* Written request *
Take down each entry exactly as written.

(Figure collection entries)
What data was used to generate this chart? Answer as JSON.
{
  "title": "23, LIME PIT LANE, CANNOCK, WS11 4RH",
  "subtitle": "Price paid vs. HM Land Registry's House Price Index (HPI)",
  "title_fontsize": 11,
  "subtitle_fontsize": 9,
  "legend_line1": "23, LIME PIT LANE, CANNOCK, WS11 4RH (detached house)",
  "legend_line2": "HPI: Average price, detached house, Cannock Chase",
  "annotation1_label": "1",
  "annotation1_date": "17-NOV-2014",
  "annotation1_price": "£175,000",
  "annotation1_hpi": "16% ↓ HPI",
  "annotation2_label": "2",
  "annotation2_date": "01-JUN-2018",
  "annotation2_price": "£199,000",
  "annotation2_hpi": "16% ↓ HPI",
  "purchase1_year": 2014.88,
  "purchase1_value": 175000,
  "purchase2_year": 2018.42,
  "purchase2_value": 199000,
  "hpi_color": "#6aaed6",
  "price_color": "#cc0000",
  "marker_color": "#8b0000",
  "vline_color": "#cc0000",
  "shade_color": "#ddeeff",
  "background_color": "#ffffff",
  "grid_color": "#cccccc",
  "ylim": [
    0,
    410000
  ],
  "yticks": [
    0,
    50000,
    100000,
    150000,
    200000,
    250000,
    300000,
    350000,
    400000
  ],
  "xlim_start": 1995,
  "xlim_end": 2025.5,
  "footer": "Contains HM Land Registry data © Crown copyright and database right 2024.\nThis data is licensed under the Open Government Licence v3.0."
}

* Full output *
What data was used to generate this chart? Answer as JSON.
{
  "title": "23, LIME PIT LANE, CANNOCK, WS11 4RH",
  "subtitle": "Price paid vs. HM Land Registry's House Price Index (HPI)",
  "title_fontsize": 11,
  "subtitle_fontsize": 9,
  "legend_line1": "23, LIME PIT LANE, CANNOCK, WS11 4RH (detached house)",
  "legend_line2": "HPI: Average price, detached house, Cannock Chase",
  "annotation1_label": "1",
  "annotation1_date": "17-NOV-2014",
  "annotation1_price": "£175,000",
  "annotation1_hpi": "16% ↓ HPI",
  "annotation2_label": "2",
  "annotation2_date": "01-JUN-2018",
  "annotation2_price": "£199,000",
  "annotation2_hpi": "16% ↓ HPI",
  "purchase1_year": 2014.88,
  "purchase1_value": 175000,
  "purchase2_year": 2018.42,
  "purchase2_value": 199000,
  "hpi_color": "#6aaed6",
  "price_color": "#cc0000",
  "marker_color": "#8b0000",
  "vline_color": "#cc0000",
  "shade_color": "#ddeeff",
  "background_color": "#ffffff",
  "grid_color": "#cccccc",
  "ylim": [
    0,
    410000
  ],
  "yticks": [
    0,
    50000,
    100000,
    150000,
    200000,
    250000,
    300000,
    350000,
    400000
  ],
  "xlim_start": 1995,
  "xlim_end": 2025.5,
  "footer": "Contains HM Land Registry data © Crown copyright and database right 2024.\nThis data is licensed under the Open Government Licence v3.0."
}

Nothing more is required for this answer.